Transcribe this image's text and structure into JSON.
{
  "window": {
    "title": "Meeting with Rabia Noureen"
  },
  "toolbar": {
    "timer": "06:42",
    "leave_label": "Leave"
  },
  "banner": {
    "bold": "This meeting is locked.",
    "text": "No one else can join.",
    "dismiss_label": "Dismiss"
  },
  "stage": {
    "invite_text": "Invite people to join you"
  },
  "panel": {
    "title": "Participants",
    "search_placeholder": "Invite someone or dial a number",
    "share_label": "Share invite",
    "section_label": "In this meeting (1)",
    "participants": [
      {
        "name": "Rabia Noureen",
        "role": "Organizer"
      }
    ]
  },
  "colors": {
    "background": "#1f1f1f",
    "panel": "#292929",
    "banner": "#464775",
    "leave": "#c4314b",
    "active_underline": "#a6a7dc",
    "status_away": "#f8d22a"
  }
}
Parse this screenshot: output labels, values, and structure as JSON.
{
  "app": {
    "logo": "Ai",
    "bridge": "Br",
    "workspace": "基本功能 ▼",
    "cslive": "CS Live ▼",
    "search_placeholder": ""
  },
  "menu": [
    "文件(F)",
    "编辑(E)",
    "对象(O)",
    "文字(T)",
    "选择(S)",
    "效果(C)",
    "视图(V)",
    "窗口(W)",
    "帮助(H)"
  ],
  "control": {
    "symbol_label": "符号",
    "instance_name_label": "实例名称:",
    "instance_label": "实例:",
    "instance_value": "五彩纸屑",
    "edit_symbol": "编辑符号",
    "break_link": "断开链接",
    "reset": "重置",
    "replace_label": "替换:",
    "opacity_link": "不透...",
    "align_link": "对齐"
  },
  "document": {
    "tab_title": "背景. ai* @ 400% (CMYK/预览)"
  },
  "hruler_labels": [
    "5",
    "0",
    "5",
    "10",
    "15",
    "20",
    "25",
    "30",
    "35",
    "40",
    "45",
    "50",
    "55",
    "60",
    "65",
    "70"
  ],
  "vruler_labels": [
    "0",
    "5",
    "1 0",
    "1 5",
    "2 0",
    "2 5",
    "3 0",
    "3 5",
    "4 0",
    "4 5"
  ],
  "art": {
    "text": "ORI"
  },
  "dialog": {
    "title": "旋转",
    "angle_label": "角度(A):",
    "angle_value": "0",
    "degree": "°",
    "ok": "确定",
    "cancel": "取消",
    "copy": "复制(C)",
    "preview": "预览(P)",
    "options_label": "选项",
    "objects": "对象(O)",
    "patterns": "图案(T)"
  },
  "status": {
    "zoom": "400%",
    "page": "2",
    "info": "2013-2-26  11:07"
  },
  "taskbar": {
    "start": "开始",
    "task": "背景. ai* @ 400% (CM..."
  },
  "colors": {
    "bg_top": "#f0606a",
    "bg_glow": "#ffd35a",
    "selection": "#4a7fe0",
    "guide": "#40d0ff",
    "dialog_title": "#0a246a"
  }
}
● ● ● ● ●
What to do: Gather from the records above every line containing the string "join".

Reply:
    "text": "No one else can join.",
    "invite_text": "Invite people to join you"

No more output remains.